▶ _Exercise brief_
Quote the whole listing exactly. Leave the pictures out of your copy.

--- Material to process ---

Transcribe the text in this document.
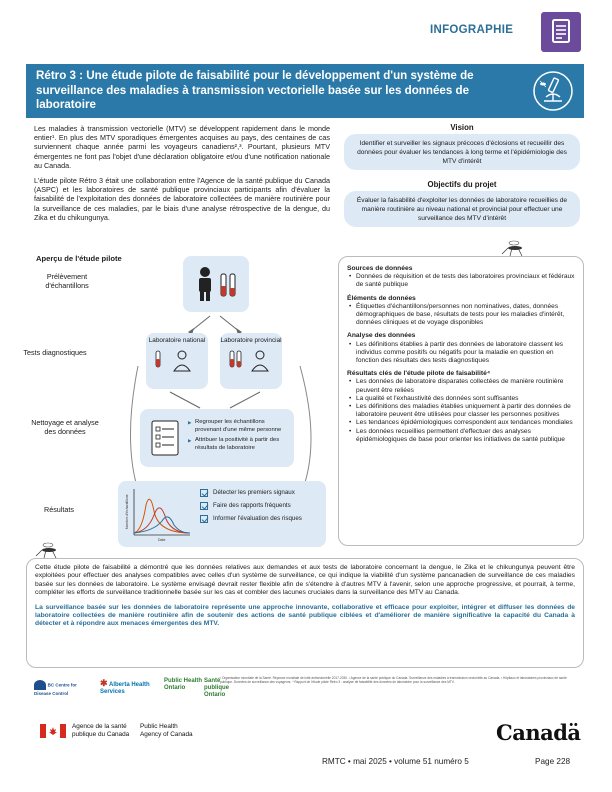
INFOGRAPHIE
Rétro 3 : Une étude pilote de faisabilité pour le développement d'un système de surveillance des maladies à transmission vectorielle basée sur les données de laboratoire

Les maladies à transmission vectorielle (MTV) se développent rapidement dans le monde entier¹. En plus des MTV sporadiques émergentes acquises au pays, des centaines de cas surviennent chaque année parmi les voyageurs canadiens²,³. Pourtant, plusieurs MTV émergentes ne font pas l'objet d'une déclaration obligatoire et/ou d'une notification nationale au Canada.

L'étude pilote Rétro 3 était une collaboration entre l'Agence de la santé publique du Canada (ASPC) et les laboratoires de santé publique provinciaux participants afin d'évaluer la faisabilité de l'exploitation des données de laboratoire collectées de manière routinière pour la surveillance de ces maladies, par le biais d'une analyse rétrospective de la dengue, du Zika et du chikungunya.

Vision
Identifier et surveiller les signaux précoces d'éclosions et recueillir des données pour évaluer les tendances à long terme et l'épidémiologie des MTV d'intérêt
Objectifs du projet
Évaluer la faisabilité d'exploiter les données de laboratoire recueillies de manière routinière au niveau national et provincial pour effectuer une surveillance des MTV d'intérêt
Aperçu de l'étude pilote
Prélèvement d'échantillons
Tests diagnostiques
Nettoyage et analyse des données
Résultats
Laboratoire national	Laboratoire provincial
▶ Regrouper les échantillons provenant d'une même personne
▶ Attribuer la positivité à partir des résultats de laboratoire
Nombre d'échantillons
Date
Détecter les premiers signaux
Faire des rapports fréquents
Informer l'évaluation des risques
Sources de données
• Données de réquisition et de tests des laboratoires provinciaux et fédéraux de santé publique
Éléments de données
• Étiquettes d'échantillons/personnes non nominatives, dates, données démographiques de base, résultats de tests pour les maladies d'intérêt, données cliniques et de voyage disponibles
Analyse des données
• Les définitions établies à partir des données de laboratoire classent les individus comme positifs ou négatifs pour la maladie en question en fonction des résultats des tests diagnostiques
Résultats clés de l'étude pilote de faisabilité⁴
• Les données de laboratoire disparates collectées de manière routinière peuvent être reliées
• La qualité et l'exhaustivité des données sont suffisantes
• Les définitions des maladies établies uniquement à partir des données de laboratoire peuvent être utilisées pour classer les personnes positives
• Les tendances épidémiologiques correspondent aux tendances mondiales
• Les données recueillies permettent d'effectuer des analyses épidémiologiques de base pour orienter les initiatives de santé publique

Cette étude pilote de faisabilité a démontré que les données relatives aux demandes et aux tests de laboratoire concernant la dengue, le Zika et le chikungunya peuvent être exploitées pour effectuer des analyses compatibles avec celles d'un système de surveillance, ce qui indique la viabilité d'un système pancanadien de surveillance de ces maladies basée sur les données de laboratoire. Le système envisagé devrait rester flexible afin de s'étendre à d'autres MTV à l'avenir, selon une approche progressive, et pourrait, à terme, compléter les efforts de surveillance traditionnelle basée sur les cas et combler des lacunes cruciales dans la surveillance des MTV au Canada.

La surveillance basée sur les données de laboratoire représente une approche innovante, collaborative et efficace pour exploiter, intégrer et diffuser les données de laboratoire collectées de manière routinière afin de soutenir des actions de santé publique ciblées et d'améliorer de manière significative la capacité du Canada à détecter et à répondre aux menaces émergentes des MTV.

BC Centre for Disease Control
✱ Alberta Health Services
Public Health Ontario
Santé publique Ontario
¹ Organisation mondiale de la Santé. Réponse mondiale de lutte antivectorielle 2017-2030. ² Agence de la santé publique du Canada. Surveillance des maladies à transmission vectorielle au Canada. ³ Hôpitaux et laboratoires provinciaux de santé publique. Données de surveillance des voyageurs. ⁴ Rapport de l'étude pilote Rétro 3 : analyse de faisabilité des données de laboratoire pour la surveillance des MTV.
Agence de la santé publique du Canada
Public Health Agency of Canada	Canadä
RMTC • mai 2025 • volume 51 numéro 5	Page 228
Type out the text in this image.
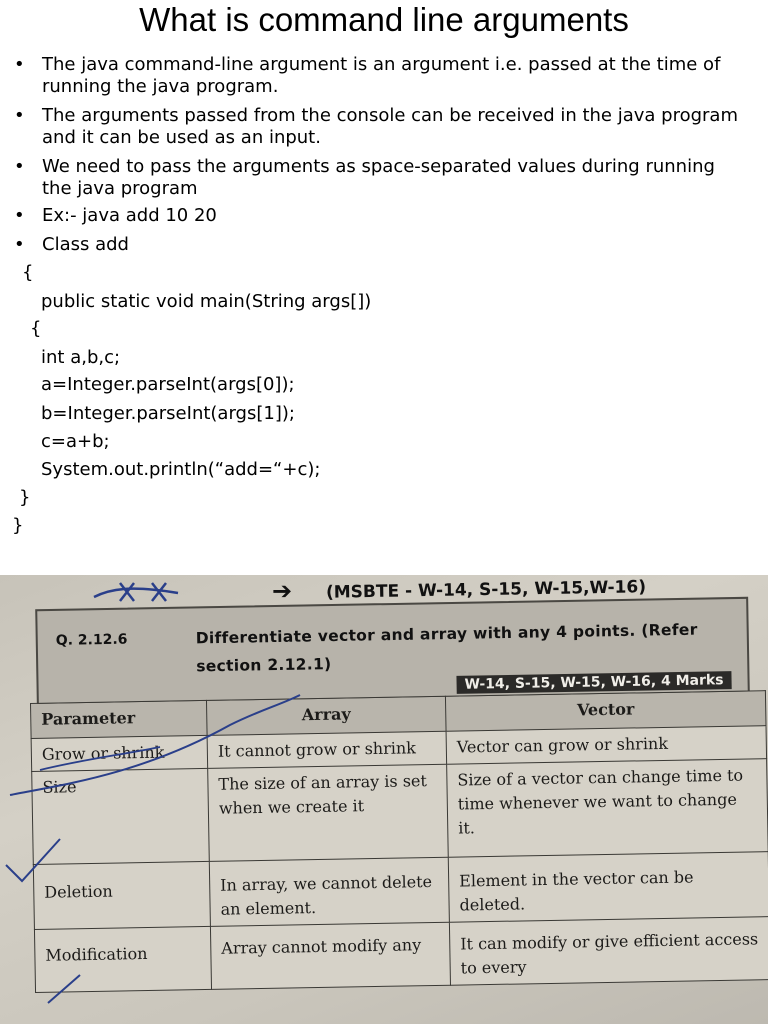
What is command line arguments
• The java command-line argument is an argument i.e. passed at the time of running the java program.
• The arguments passed from the console can be received in the java program and it can be used as an input.
• We need to pass the arguments as space-separated values during running the java program
• Ex:- java add 10 20
• Class add
{
public static void main(String args[])
{
int a,b,c;
a=Integer.parseInt(args[0]);
b=Integer.parseInt(args[1]);
c=a+b;
System.out.println(“add=“+c);
}
}
➔ (MSBTE - W-14, S-15, W-15,W-16)
Q. 2.12.6	Differentiate vector and array with any 4 points. (Refer section 2.12.1)
W-14, S-15, W-15, W-16, 4 Marks
Parameter	Array	Vector
Grow or shrink	It cannot grow or shrink	Vector can grow or shrink
Size	The size of an array is set when we create it	Size of a vector can change time to time whenever we want to change it.
Deletion	In array, we cannot delete an element.	Element in the vector can be deleted.
Modification	Array cannot modify any	It can modify or give efficient access to every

---

▶ _Task solution_
Transcribe the text in this document.
INFOGRAPHIE
Rétro 3 : Une étude pilote de faisabilité pour le développement d'un système de surveillance des maladies à transmission vectorielle basée sur les données de laboratoire

Les maladies à transmission vectorielle (MTV) se développent rapidement dans le monde entier¹. En plus des MTV sporadiques émergentes acquises au pays, des centaines de cas surviennent chaque année parmi les voyageurs canadiens²,³. Pourtant, plusieurs MTV émergentes ne font pas l'objet d'une déclaration obligatoire et/ou d'une notification nationale au Canada.

L'étude pilote Rétro 3 était une collaboration entre l'Agence de la santé publique du Canada (ASPC) et les laboratoires de santé publique provinciaux participants afin d'évaluer la faisabilité de l'exploitation des données de laboratoire collectées de manière routinière pour la surveillance de ces maladies, par le biais d'une analyse rétrospective de la dengue, du Zika et du chikungunya.

Vision
Identifier et surveiller les signaux précoces d'éclosions et recueillir des données pour évaluer les tendances à long terme et l'épidémiologie des MTV d'intérêt
Objectifs du projet
Évaluer la faisabilité d'exploiter les données de laboratoire recueillies de manière routinière au niveau national et provincial pour effectuer une surveillance des MTV d'intérêt
Aperçu de l'étude pilote
Prélèvement d'échantillons
Tests diagnostiques
Nettoyage et analyse des données
Résultats
Laboratoire national	Laboratoire provincial
▶ Regrouper les échantillons provenant d'une même personne
▶ Attribuer la positivité à partir des résultats de laboratoire
Nombre d'échantillons
Date
Détecter les premiers signaux
Faire des rapports fréquents
Informer l'évaluation des risques
Sources de données
• Données de réquisition et de tests des laboratoires provinciaux et fédéraux de santé publique
Éléments de données
• Étiquettes d'échantillons/personnes non nominatives, dates, données démographiques de base, résultats de tests pour les maladies d'intérêt, données cliniques et de voyage disponibles
Analyse des données
• Les définitions établies à partir des données de laboratoire classent les individus comme positifs ou négatifs pour la maladie en question en fonction des résultats des tests diagnostiques
Résultats clés de l'étude pilote de faisabilité⁴
• Les données de laboratoire disparates collectées de manière routinière peuvent être reliées
• La qualité et l'exhaustivité des données sont suffisantes
• Les définitions des maladies établies uniquement à partir des données de laboratoire peuvent être utilisées pour classer les personnes positives
• Les tendances épidémiologiques correspondent aux tendances mondiales
• Les données recueillies permettent d'effectuer des analyses épidémiologiques de base pour orienter les initiatives de santé publique

Cette étude pilote de faisabilité a démontré que les données relatives aux demandes et aux tests de laboratoire concernant la dengue, le Zika et le chikungunya peuvent être exploitées pour effectuer des analyses compatibles avec celles d'un système de surveillance, ce qui indique la viabilité d'un système pancanadien de surveillance de ces maladies basée sur les données de laboratoire. Le système envisagé devrait rester flexible afin de s'étendre à d'autres MTV à l'avenir, selon une approche progressive, et pourrait, à terme, compléter les efforts de surveillance traditionnelle basée sur les cas et combler des lacunes cruciales dans la surveillance des MTV au Canada.

La surveillance basée sur les données de laboratoire représente une approche innovante, collaborative et efficace pour exploiter, intégrer et diffuser les données de laboratoire collectées de manière routinière afin de soutenir des actions de santé publique ciblées et d'améliorer de manière significative la capacité du Canada à détecter et à répondre aux menaces émergentes des MTV.

BC Centre for Disease Control
✱ Alberta Health Services
Public Health Ontario
Santé publique Ontario
¹ Organisation mondiale de la Santé. Réponse mondiale de lutte antivectorielle 2017-2030. ² Agence de la santé publique du Canada. Surveillance des maladies à transmission vectorielle au Canada. ³ Hôpitaux et laboratoires provinciaux de santé publique. Données de surveillance des voyageurs. ⁴ Rapport de l'étude pilote Rétro 3 : analyse de faisabilité des données de laboratoire pour la surveillance des MTV.
Agence de la santé publique du Canada
Public Health Agency of Canada	Canadä
RMTC • mai 2025 • volume 51 numéro 5	Page 228
Type out the text in this image.
What is command line arguments
• The java command-line argument is an argument i.e. passed at the time of running the java program.
• The arguments passed from the console can be received in the java program and it can be used as an input.
• We need to pass the arguments as space-separated values during running the java program
• Ex:- java add 10 20
• Class add
{
public static void main(String args[])
{
int a,b,c;
a=Integer.parseInt(args[0]);
b=Integer.parseInt(args[1]);
c=a+b;
System.out.println(“add=“+c);
}
}
➔ (MSBTE - W-14, S-15, W-15,W-16)
Q. 2.12.6	Differentiate vector and array with any 4 points. (Refer section 2.12.1)
W-14, S-15, W-15, W-16, 4 Marks
Parameter	Array	Vector
Grow or shrink	It cannot grow or shrink	Vector can grow or shrink
Size	The size of an array is set when we create it	Size of a vector can change time to time whenever we want to change it.
Deletion	In array, we cannot delete an element.	Element in the vector can be deleted.
Modification	Array cannot modify any	It can modify or give efficient access to every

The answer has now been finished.